▶ YOUR GOAL
For every line in the data below that contains "xlabel", copy the line.

►

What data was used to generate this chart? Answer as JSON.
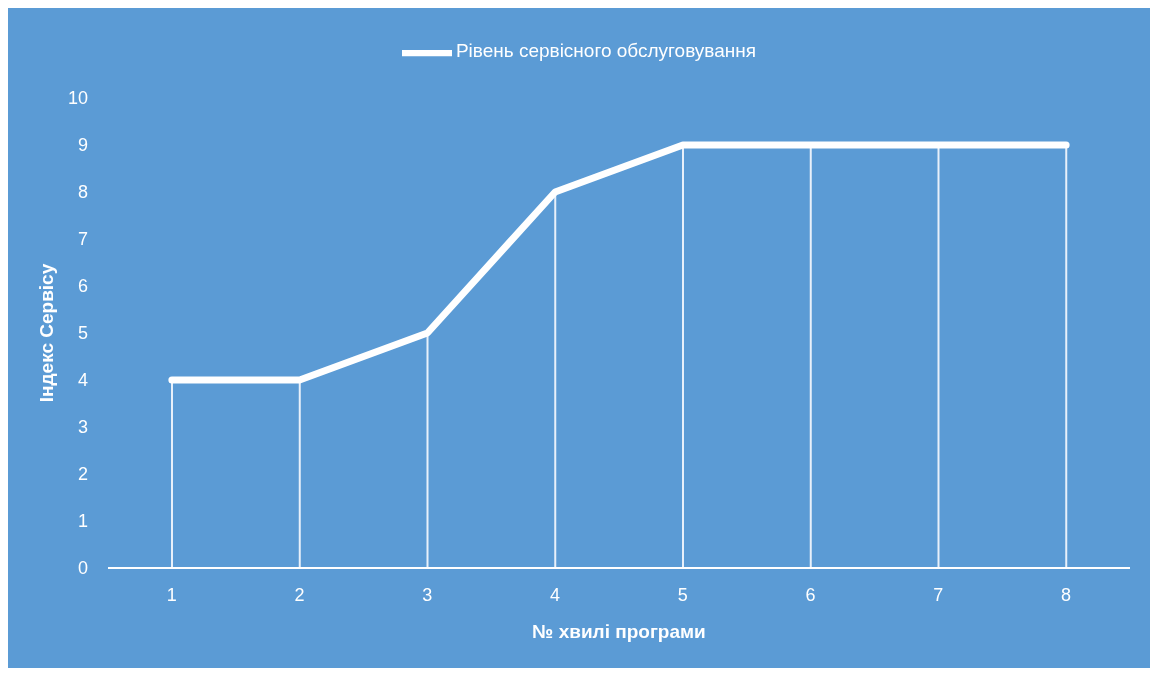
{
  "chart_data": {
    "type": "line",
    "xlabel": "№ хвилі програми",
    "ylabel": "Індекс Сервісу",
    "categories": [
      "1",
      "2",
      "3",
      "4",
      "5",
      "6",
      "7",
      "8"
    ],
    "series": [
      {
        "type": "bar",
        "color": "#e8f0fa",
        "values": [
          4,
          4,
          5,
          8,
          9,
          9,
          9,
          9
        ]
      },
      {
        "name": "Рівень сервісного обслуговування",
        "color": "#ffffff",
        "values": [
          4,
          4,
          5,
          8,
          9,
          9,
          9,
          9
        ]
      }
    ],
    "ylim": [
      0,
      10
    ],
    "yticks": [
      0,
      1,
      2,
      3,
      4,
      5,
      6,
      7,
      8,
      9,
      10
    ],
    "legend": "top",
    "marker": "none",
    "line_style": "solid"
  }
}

◄
►

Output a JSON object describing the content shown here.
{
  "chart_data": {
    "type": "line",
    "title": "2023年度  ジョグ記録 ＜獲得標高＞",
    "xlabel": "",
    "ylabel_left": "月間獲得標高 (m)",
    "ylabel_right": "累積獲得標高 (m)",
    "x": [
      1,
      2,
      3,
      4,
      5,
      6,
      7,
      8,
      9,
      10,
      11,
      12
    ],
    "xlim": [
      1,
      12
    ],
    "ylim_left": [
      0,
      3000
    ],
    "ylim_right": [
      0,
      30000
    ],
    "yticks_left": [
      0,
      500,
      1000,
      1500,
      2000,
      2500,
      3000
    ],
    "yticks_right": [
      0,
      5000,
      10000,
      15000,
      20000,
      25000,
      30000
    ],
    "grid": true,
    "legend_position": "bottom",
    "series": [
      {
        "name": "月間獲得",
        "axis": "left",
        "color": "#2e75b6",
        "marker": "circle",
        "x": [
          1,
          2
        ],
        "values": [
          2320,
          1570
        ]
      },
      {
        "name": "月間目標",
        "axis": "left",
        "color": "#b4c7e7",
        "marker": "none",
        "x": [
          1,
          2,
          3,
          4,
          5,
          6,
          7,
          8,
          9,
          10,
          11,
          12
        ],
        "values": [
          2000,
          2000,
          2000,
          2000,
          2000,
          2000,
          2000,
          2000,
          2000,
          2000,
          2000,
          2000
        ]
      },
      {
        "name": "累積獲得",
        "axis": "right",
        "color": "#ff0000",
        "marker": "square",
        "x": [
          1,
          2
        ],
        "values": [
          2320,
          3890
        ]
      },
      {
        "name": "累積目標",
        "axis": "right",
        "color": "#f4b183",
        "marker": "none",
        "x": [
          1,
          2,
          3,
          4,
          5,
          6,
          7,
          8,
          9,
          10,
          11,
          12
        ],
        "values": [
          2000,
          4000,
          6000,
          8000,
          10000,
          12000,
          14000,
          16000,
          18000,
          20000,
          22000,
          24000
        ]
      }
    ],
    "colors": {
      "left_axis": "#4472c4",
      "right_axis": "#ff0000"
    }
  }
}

◄
►

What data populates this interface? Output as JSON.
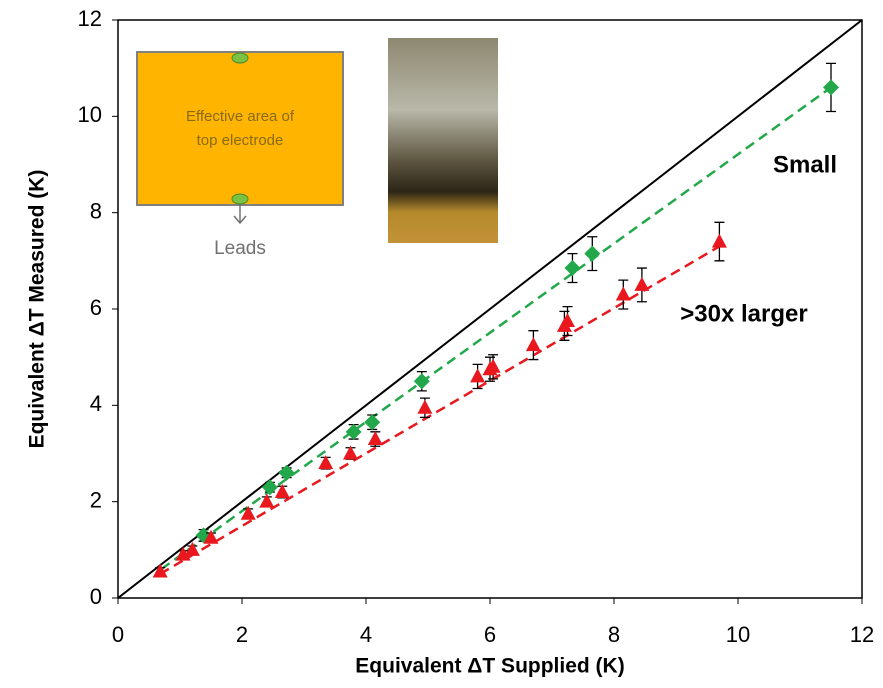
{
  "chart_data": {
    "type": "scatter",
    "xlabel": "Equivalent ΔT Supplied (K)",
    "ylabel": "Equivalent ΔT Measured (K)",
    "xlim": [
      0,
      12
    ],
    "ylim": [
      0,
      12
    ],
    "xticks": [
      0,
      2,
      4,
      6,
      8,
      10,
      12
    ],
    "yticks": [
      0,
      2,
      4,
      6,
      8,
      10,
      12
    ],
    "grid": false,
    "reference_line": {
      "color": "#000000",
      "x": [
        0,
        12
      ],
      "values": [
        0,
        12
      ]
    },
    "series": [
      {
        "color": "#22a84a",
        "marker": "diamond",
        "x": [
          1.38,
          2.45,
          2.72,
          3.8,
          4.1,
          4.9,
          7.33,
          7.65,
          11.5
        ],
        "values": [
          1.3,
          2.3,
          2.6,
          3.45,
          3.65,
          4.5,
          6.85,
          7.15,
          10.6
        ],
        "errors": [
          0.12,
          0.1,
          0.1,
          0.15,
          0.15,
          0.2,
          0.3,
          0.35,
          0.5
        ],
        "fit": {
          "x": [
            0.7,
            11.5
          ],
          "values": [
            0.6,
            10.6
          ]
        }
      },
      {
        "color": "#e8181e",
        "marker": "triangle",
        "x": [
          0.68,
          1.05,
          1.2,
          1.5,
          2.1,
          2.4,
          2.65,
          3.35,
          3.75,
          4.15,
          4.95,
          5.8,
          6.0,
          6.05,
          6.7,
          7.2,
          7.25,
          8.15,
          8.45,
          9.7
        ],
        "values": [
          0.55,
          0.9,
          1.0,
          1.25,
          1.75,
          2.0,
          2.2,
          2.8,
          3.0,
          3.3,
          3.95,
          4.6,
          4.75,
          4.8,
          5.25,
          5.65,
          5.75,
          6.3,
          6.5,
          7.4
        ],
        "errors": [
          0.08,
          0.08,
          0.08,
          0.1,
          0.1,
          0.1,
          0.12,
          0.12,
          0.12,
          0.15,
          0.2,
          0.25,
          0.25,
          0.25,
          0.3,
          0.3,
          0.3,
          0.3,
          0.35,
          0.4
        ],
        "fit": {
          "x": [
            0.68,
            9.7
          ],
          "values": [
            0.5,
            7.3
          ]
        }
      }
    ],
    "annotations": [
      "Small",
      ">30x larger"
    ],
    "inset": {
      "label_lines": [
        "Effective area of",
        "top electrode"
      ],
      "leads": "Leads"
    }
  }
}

◄

▶ EXERCISE RESULT
    "xlabel": "№ хвилі програми",
    "xlabel": "",
    "xlabel": "Equivalent ΔT Supplied (K)",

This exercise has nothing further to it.